━━━ Exercise input ━━━

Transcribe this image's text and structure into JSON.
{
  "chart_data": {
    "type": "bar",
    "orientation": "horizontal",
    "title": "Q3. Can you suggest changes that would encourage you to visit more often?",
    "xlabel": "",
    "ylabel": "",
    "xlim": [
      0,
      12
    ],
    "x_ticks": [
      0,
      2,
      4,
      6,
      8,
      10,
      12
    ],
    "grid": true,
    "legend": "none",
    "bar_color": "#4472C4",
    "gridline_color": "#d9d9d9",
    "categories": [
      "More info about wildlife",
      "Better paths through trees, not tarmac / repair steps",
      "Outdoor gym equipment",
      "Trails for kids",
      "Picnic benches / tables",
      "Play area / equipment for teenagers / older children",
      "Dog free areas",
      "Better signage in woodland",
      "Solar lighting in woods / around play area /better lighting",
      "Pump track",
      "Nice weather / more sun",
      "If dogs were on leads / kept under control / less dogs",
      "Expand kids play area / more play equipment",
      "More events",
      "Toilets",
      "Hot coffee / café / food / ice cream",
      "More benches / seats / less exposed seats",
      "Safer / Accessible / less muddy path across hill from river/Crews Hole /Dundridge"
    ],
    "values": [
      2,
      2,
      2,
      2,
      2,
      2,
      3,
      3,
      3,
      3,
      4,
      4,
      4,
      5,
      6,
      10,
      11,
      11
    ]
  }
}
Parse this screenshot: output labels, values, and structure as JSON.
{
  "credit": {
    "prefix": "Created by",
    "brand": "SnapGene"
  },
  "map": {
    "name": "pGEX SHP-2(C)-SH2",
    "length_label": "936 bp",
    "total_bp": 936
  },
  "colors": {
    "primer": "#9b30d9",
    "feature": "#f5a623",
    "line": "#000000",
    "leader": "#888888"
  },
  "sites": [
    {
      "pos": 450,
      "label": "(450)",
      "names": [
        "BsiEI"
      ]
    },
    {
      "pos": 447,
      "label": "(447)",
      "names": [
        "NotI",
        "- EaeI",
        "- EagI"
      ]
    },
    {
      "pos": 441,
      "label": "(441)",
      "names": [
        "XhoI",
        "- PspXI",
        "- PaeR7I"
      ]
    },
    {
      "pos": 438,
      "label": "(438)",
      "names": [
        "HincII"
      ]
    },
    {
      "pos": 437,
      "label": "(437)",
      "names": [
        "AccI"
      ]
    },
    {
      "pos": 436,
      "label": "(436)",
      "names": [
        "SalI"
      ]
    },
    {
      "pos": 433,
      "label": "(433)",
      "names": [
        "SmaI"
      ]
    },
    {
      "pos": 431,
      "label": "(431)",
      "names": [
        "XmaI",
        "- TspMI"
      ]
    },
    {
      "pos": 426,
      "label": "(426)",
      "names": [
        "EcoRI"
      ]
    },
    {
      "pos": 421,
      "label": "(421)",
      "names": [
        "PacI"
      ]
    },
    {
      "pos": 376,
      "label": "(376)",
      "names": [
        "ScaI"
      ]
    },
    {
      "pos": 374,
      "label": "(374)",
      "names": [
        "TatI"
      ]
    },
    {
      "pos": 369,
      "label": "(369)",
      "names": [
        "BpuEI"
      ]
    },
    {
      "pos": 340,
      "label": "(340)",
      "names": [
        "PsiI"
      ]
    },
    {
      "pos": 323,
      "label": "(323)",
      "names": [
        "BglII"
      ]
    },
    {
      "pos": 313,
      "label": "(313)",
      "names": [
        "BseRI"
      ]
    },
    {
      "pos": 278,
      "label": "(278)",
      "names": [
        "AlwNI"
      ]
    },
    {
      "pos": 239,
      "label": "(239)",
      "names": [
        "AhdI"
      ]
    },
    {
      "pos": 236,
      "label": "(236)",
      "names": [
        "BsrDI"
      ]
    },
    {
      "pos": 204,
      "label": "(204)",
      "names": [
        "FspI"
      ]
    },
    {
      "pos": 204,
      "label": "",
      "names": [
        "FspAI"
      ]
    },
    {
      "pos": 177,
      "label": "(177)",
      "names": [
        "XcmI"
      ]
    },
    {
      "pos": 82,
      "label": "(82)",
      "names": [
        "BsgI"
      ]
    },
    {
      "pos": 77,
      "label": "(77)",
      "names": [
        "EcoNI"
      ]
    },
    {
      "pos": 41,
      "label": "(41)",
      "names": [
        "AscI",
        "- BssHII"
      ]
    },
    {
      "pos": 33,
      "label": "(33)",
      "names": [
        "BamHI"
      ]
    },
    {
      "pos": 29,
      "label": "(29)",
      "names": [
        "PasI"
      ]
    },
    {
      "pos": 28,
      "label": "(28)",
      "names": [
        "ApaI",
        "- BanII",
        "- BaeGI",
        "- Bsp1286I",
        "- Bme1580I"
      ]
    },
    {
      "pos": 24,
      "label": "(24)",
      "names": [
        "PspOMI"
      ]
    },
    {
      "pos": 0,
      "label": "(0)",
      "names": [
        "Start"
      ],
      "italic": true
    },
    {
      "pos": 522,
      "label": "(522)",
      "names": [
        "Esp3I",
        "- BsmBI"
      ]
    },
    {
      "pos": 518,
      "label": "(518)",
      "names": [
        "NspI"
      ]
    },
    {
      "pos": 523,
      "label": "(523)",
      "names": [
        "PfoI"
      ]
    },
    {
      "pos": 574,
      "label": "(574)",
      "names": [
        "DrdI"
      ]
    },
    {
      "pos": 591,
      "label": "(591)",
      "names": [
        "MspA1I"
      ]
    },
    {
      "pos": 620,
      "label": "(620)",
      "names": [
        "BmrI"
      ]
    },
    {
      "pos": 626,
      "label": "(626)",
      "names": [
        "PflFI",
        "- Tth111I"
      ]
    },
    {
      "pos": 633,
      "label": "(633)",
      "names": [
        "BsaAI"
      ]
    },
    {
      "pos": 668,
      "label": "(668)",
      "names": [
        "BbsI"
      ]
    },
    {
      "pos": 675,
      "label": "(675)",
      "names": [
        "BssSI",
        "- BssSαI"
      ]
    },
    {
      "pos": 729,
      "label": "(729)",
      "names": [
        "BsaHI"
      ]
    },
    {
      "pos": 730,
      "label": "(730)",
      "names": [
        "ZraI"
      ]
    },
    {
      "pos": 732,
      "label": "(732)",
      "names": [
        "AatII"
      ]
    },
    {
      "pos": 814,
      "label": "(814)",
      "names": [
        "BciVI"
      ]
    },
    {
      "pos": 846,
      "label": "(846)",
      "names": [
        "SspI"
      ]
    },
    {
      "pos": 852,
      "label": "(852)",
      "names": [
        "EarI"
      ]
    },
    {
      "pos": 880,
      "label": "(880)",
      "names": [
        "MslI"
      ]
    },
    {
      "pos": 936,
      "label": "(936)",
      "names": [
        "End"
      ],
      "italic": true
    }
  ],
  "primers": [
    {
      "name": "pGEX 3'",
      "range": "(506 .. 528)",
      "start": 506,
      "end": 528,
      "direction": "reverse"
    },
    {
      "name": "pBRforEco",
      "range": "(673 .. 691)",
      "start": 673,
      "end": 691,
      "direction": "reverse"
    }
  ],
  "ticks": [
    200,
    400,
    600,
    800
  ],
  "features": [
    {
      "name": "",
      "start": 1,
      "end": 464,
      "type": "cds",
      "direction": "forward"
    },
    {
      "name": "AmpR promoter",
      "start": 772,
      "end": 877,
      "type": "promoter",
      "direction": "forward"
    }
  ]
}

━━━

◆ **Aim of the exercise**: Search the data for "equipment". Copy every matching line.

◆ **Reply**:
      "Outdoor gym equipment",
      "Play area / equipment for teenagers / older children",
      "Expand kids play area / more play equipment",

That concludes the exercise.